Collection entries
============

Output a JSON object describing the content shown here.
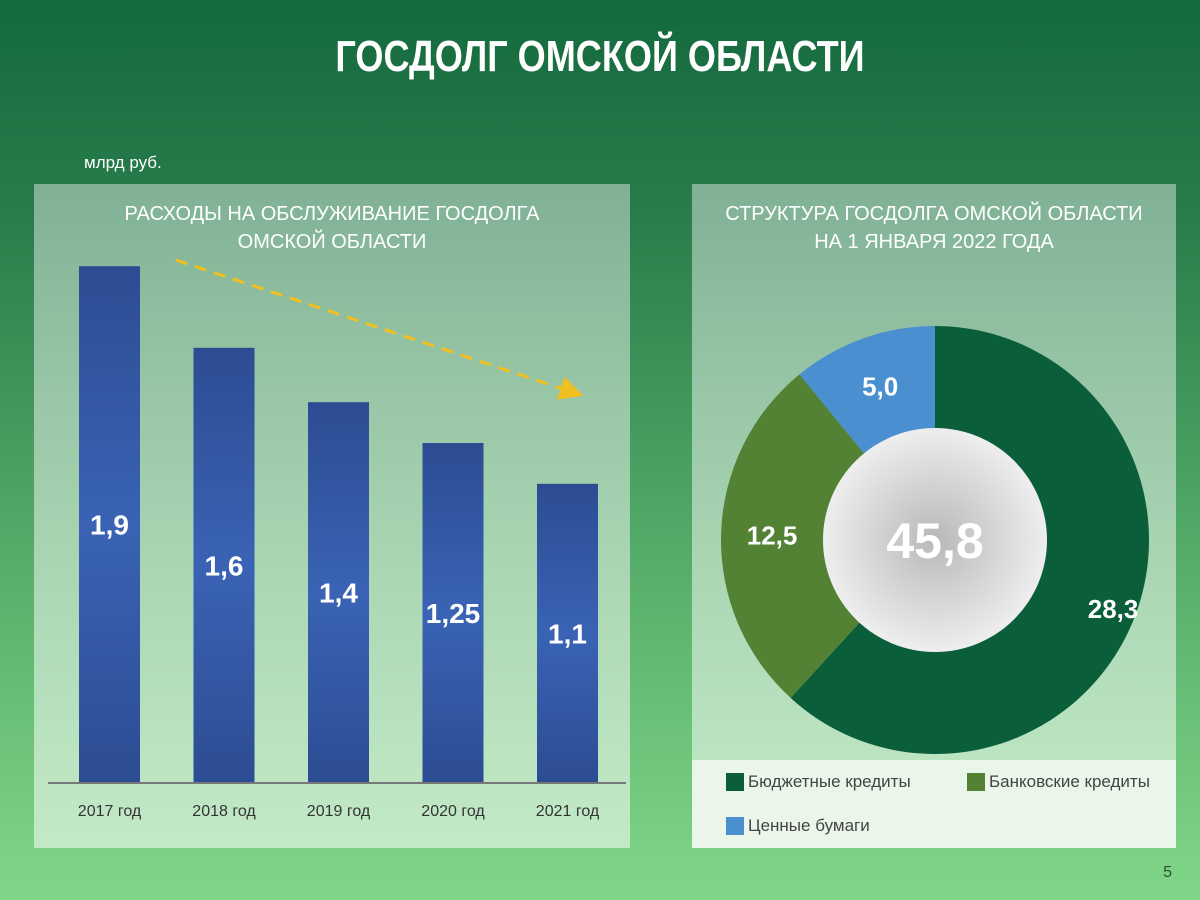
{
  "title": "ГОСДОЛГ ОМСКОЙ ОБЛАСТИ",
  "unit": "млрд руб.",
  "page_number": "5",
  "colors": {
    "bar": "#2f55a0",
    "trend": "#f0c020",
    "budget": "#0b5e3a",
    "bank": "#548235",
    "securities": "#4a8fd0"
  },
  "chart_data": [
    {
      "type": "bar",
      "title": "РАСХОДЫ НА ОБСЛУЖИВАНИЕ ГОСДОЛГА ОМСКОЙ ОБЛАСТИ",
      "title_lines": [
        "РАСХОДЫ НА ОБСЛУЖИВАНИЕ ГОСДОЛГА",
        "ОМСКОЙ ОБЛАСТИ"
      ],
      "categories": [
        "2017 год",
        "2018 год",
        "2019 год",
        "2020 год",
        "2021 год"
      ],
      "values": [
        1.9,
        1.6,
        1.4,
        1.25,
        1.1
      ],
      "labels": [
        "1,9",
        "1,6",
        "1,4",
        "1,25",
        "1,1"
      ],
      "ylabel": "млрд руб.",
      "trend": "decreasing (dashed arrow)"
    },
    {
      "type": "pie",
      "subtype": "donut",
      "title": "СТРУКТУРА ГОСДОЛГА ОМСКОЙ ОБЛАСТИ НА 1 ЯНВАРЯ 2022 ГОДА",
      "title_lines": [
        "СТРУКТУРА ГОСДОЛГА ОМСКОЙ ОБЛАСТИ",
        "НА 1 ЯНВАРЯ 2022 ГОДА"
      ],
      "total": 45.8,
      "total_label": "45,8",
      "slices": [
        {
          "name": "Бюджетные кредиты",
          "value": 28.3,
          "label": "28,3"
        },
        {
          "name": "Банковские кредиты",
          "value": 12.5,
          "label": "12,5"
        },
        {
          "name": "Ценные бумаги",
          "value": 5.0,
          "label": "5,0"
        }
      ],
      "legend": "bottom"
    }
  ]
}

============

● **Problem requirements**: From the data above, show each line that contains "ОБСЛУЖИВАНИЕ".

● **Response to the exercise**:
      "title": "РАСХОДЫ НА ОБСЛУЖИВАНИЕ ГОСДОЛГА ОМСКОЙ ОБЛАСТИ",
        "РАСХОДЫ НА ОБСЛУЖИВАНИЕ ГОСДОЛГА",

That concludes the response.